- WHAT THE TASK REQUIRES -
Your task is to reproduce the material exactly.
....
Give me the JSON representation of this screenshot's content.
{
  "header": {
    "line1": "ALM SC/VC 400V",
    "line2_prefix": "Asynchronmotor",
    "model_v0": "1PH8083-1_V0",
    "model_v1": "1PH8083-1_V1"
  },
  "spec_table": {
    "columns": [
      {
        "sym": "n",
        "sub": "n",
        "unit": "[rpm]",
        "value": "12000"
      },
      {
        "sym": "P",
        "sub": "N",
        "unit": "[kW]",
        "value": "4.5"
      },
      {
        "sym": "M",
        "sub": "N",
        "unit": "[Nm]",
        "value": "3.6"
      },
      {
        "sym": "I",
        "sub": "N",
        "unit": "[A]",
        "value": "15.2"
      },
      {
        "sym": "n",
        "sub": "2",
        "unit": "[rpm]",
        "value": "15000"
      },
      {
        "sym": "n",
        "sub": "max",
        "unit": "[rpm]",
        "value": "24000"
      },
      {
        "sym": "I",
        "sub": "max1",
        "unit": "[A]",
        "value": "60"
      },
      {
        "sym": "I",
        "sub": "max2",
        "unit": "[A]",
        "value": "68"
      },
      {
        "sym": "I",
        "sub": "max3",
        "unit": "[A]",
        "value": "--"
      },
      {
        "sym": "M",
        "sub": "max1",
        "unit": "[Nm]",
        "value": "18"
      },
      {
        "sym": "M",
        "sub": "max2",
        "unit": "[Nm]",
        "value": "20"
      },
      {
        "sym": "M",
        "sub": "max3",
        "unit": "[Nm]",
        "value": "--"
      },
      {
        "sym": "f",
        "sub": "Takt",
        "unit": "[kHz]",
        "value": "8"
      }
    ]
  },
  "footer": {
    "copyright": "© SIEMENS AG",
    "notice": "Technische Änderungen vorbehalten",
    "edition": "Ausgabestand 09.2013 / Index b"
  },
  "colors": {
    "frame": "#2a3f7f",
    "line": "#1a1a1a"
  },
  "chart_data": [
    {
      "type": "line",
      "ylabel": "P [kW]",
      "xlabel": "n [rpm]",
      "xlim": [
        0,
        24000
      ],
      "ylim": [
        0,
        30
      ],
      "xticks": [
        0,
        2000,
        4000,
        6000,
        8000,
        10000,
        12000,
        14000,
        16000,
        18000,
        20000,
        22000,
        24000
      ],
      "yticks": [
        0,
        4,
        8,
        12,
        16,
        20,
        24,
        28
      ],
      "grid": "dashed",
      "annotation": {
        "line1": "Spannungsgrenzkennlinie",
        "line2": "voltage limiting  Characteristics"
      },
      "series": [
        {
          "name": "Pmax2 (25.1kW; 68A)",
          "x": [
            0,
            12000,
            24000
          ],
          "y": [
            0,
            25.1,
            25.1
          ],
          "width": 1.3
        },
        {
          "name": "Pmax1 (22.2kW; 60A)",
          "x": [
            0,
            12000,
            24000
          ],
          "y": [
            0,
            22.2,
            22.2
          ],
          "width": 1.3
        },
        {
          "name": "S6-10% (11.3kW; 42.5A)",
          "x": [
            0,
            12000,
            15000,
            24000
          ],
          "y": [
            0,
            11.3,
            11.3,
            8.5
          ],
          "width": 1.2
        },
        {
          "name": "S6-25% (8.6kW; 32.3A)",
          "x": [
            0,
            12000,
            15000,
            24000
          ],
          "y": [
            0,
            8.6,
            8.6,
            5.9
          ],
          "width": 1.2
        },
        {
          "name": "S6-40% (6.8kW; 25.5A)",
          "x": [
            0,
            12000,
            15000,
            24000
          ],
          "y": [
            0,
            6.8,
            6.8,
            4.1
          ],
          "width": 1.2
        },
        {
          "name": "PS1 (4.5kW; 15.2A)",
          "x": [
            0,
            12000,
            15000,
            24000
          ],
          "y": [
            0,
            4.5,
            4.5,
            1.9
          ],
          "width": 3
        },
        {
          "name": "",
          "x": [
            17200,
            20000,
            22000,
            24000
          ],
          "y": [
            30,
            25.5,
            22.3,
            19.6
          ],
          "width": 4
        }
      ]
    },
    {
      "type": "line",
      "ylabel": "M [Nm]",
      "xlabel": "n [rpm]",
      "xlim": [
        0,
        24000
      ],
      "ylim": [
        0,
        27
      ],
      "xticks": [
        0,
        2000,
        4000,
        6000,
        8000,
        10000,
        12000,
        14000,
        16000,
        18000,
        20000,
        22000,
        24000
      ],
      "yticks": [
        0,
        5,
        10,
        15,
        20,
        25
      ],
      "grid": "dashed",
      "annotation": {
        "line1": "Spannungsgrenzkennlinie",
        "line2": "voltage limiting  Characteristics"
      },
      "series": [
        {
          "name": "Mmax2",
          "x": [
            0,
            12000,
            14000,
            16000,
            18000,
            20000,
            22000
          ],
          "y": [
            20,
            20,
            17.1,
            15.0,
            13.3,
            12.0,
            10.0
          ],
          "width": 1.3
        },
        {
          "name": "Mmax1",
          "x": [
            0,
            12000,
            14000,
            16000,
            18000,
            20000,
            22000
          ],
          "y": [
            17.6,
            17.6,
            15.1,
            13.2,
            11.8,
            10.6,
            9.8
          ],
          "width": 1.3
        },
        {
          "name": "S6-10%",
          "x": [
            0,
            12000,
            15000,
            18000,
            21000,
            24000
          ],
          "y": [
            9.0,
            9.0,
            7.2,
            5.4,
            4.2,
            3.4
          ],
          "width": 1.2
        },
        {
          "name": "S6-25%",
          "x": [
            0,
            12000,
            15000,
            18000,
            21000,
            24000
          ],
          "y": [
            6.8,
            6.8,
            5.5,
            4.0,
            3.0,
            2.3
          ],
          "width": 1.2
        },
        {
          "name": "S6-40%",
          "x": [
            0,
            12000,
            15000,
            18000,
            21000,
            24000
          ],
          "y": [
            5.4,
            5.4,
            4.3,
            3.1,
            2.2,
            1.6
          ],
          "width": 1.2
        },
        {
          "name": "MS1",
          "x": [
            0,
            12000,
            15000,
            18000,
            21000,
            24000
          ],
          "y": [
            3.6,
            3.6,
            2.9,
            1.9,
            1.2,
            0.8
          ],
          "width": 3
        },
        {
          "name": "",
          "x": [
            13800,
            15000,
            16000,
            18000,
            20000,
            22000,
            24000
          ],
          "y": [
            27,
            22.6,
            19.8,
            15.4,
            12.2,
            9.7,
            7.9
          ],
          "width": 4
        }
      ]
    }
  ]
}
....
- RESULT OF THIS TASK -
Give me the JSON representation of this screenshot's content.
{
  "header": {
    "line1": "ALM SC/VC 400V",
    "line2_prefix": "Asynchronmotor",
    "model_v0": "1PH8083-1_V0",
    "model_v1": "1PH8083-1_V1"
  },
  "spec_table": {
    "columns": [
      {
        "sym": "n",
        "sub": "n",
        "unit": "[rpm]",
        "value": "12000"
      },
      {
        "sym": "P",
        "sub": "N",
        "unit": "[kW]",
        "value": "4.5"
      },
      {
        "sym": "M",
        "sub": "N",
        "unit": "[Nm]",
        "value": "3.6"
      },
      {
        "sym": "I",
        "sub": "N",
        "unit": "[A]",
        "value": "15.2"
      },
      {
        "sym": "n",
        "sub": "2",
        "unit": "[rpm]",
        "value": "15000"
      },
      {
        "sym": "n",
        "sub": "max",
        "unit": "[rpm]",
        "value": "24000"
      },
      {
        "sym": "I",
        "sub": "max1",
        "unit": "[A]",
        "value": "60"
      },
      {
        "sym": "I",
        "sub": "max2",
        "unit": "[A]",
        "value": "68"
      },
      {
        "sym": "I",
        "sub": "max3",
        "unit": "[A]",
        "value": "--"
      },
      {
        "sym": "M",
        "sub": "max1",
        "unit": "[Nm]",
        "value": "18"
      },
      {
        "sym": "M",
        "sub": "max2",
        "unit": "[Nm]",
        "value": "20"
      },
      {
        "sym": "M",
        "sub": "max3",
        "unit": "[Nm]",
        "value": "--"
      },
      {
        "sym": "f",
        "sub": "Takt",
        "unit": "[kHz]",
        "value": "8"
      }
    ]
  },
  "footer": {
    "copyright": "© SIEMENS AG",
    "notice": "Technische Änderungen vorbehalten",
    "edition": "Ausgabestand 09.2013 / Index b"
  },
  "colors": {
    "frame": "#2a3f7f",
    "line": "#1a1a1a"
  },
  "chart_data": [
    {
      "type": "line",
      "ylabel": "P [kW]",
      "xlabel": "n [rpm]",
      "xlim": [
        0,
        24000
      ],
      "ylim": [
        0,
        30
      ],
      "xticks": [
        0,
        2000,
        4000,
        6000,
        8000,
        10000,
        12000,
        14000,
        16000,
        18000,
        20000,
        22000,
        24000
      ],
      "yticks": [
        0,
        4,
        8,
        12,
        16,
        20,
        24,
        28
      ],
      "grid": "dashed",
      "annotation": {
        "line1": "Spannungsgrenzkennlinie",
        "line2": "voltage limiting  Characteristics"
      },
      "series": [
        {
          "name": "Pmax2 (25.1kW; 68A)",
          "x": [
            0,
            12000,
            24000
          ],
          "y": [
            0,
            25.1,
            25.1
          ],
          "width": 1.3
        },
        {
          "name": "Pmax1 (22.2kW; 60A)",
          "x": [
            0,
            12000,
            24000
          ],
          "y": [
            0,
            22.2,
            22.2
          ],
          "width": 1.3
        },
        {
          "name": "S6-10% (11.3kW; 42.5A)",
          "x": [
            0,
            12000,
            15000,
            24000
          ],
          "y": [
            0,
            11.3,
            11.3,
            8.5
          ],
          "width": 1.2
        },
        {
          "name": "S6-25% (8.6kW; 32.3A)",
          "x": [
            0,
            12000,
            15000,
            24000
          ],
          "y": [
            0,
            8.6,
            8.6,
            5.9
          ],
          "width": 1.2
        },
        {
          "name": "S6-40% (6.8kW; 25.5A)",
          "x": [
            0,
            12000,
            15000,
            24000
          ],
          "y": [
            0,
            6.8,
            6.8,
            4.1
          ],
          "width": 1.2
        },
        {
          "name": "PS1 (4.5kW; 15.2A)",
          "x": [
            0,
            12000,
            15000,
            24000
          ],
          "y": [
            0,
            4.5,
            4.5,
            1.9
          ],
          "width": 3
        },
        {
          "name": "",
          "x": [
            17200,
            20000,
            22000,
            24000
          ],
          "y": [
            30,
            25.5,
            22.3,
            19.6
          ],
          "width": 4
        }
      ]
    },
    {
      "type": "line",
      "ylabel": "M [Nm]",
      "xlabel": "n [rpm]",
      "xlim": [
        0,
        24000
      ],
      "ylim": [
        0,
        27
      ],
      "xticks": [
        0,
        2000,
        4000,
        6000,
        8000,
        10000,
        12000,
        14000,
        16000,
        18000,
        20000,
        22000,
        24000
      ],
      "yticks": [
        0,
        5,
        10,
        15,
        20,
        25
      ],
      "grid": "dashed",
      "annotation": {
        "line1": "Spannungsgrenzkennlinie",
        "line2": "voltage limiting  Characteristics"
      },
      "series": [
        {
          "name": "Mmax2",
          "x": [
            0,
            12000,
            14000,
            16000,
            18000,
            20000,
            22000
          ],
          "y": [
            20,
            20,
            17.1,
            15.0,
            13.3,
            12.0,
            10.0
          ],
          "width": 1.3
        },
        {
          "name": "Mmax1",
          "x": [
            0,
            12000,
            14000,
            16000,
            18000,
            20000,
            22000
          ],
          "y": [
            17.6,
            17.6,
            15.1,
            13.2,
            11.8,
            10.6,
            9.8
          ],
          "width": 1.3
        },
        {
          "name": "S6-10%",
          "x": [
            0,
            12000,
            15000,
            18000,
            21000,
            24000
          ],
          "y": [
            9.0,
            9.0,
            7.2,
            5.4,
            4.2,
            3.4
          ],
          "width": 1.2
        },
        {
          "name": "S6-25%",
          "x": [
            0,
            12000,
            15000,
            18000,
            21000,
            24000
          ],
          "y": [
            6.8,
            6.8,
            5.5,
            4.0,
            3.0,
            2.3
          ],
          "width": 1.2
        },
        {
          "name": "S6-40%",
          "x": [
            0,
            12000,
            15000,
            18000,
            21000,
            24000
          ],
          "y": [
            5.4,
            5.4,
            4.3,
            3.1,
            2.2,
            1.6
          ],
          "width": 1.2
        },
        {
          "name": "MS1",
          "x": [
            0,
            12000,
            15000,
            18000,
            21000,
            24000
          ],
          "y": [
            3.6,
            3.6,
            2.9,
            1.9,
            1.2,
            0.8
          ],
          "width": 3
        },
        {
          "name": "",
          "x": [
            13800,
            15000,
            16000,
            18000,
            20000,
            22000,
            24000
          ],
          "y": [
            27,
            22.6,
            19.8,
            15.4,
            12.2,
            9.7,
            7.9
          ],
          "width": 4
        }
      ]
    }
  ]
}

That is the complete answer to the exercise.